# Stored data entries
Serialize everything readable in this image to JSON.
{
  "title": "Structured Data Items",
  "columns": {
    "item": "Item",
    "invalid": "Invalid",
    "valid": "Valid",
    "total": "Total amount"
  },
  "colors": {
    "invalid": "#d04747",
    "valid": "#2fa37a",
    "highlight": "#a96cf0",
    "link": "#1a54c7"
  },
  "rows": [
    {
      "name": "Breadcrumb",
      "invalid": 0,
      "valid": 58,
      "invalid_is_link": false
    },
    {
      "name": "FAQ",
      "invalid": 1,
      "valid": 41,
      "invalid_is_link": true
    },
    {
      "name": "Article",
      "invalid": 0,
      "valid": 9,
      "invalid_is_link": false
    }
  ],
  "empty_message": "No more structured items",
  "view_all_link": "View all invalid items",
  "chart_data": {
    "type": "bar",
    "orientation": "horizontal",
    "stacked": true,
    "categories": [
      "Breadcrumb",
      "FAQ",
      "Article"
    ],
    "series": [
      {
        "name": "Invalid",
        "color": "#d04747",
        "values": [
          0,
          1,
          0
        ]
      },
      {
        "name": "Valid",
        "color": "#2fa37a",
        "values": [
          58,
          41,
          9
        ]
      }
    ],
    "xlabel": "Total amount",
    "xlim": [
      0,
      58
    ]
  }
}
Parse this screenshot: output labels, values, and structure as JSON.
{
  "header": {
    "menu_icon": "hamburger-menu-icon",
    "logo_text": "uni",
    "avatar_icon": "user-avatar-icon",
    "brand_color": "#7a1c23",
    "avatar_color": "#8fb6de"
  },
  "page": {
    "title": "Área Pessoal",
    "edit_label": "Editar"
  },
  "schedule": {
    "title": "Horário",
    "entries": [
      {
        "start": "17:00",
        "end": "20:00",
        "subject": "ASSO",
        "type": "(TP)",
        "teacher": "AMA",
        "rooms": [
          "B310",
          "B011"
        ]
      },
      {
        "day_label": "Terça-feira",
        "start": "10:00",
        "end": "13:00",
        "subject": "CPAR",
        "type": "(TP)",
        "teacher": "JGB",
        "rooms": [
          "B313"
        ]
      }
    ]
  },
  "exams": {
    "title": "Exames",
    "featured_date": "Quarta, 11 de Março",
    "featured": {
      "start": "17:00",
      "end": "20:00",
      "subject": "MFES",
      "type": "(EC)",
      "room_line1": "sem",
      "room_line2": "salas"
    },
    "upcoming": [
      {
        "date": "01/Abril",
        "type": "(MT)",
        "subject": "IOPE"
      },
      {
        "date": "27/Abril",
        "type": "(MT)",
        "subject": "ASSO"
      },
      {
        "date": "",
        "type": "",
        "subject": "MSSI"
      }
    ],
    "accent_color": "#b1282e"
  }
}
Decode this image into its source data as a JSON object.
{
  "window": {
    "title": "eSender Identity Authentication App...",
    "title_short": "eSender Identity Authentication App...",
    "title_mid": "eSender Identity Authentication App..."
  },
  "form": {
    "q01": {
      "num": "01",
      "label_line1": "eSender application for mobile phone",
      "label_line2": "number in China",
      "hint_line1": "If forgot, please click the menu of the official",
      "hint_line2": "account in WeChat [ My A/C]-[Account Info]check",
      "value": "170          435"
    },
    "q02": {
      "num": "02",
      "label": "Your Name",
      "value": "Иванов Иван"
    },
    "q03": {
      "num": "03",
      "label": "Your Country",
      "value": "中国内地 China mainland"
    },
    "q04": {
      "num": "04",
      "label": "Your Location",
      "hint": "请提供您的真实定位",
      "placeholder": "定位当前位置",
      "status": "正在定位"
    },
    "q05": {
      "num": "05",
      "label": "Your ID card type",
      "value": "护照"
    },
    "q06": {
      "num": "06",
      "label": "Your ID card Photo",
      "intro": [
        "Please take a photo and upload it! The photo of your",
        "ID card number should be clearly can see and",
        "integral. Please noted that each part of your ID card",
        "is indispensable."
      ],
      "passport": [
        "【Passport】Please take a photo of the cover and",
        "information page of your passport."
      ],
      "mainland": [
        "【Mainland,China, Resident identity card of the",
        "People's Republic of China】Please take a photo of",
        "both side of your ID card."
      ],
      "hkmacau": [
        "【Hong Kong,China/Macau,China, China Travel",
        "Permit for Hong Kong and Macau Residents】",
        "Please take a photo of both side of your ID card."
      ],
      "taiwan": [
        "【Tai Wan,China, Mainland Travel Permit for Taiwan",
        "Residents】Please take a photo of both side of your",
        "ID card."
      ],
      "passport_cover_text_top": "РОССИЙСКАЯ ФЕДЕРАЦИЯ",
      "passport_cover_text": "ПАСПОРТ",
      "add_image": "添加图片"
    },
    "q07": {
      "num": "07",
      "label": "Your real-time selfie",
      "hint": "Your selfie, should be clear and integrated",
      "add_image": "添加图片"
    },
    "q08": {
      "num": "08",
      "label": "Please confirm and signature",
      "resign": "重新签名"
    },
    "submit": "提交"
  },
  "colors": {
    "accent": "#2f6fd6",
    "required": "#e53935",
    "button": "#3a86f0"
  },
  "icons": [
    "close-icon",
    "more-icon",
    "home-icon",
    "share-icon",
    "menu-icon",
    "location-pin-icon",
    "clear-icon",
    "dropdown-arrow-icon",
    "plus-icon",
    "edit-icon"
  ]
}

# What to produce
Go through the entries and return each line where the word "Residents" appears.

# Solution for this exercise
        "Permit for Hong Kong and Macau Residents】",
        "Residents】Please take a photo of both side of your",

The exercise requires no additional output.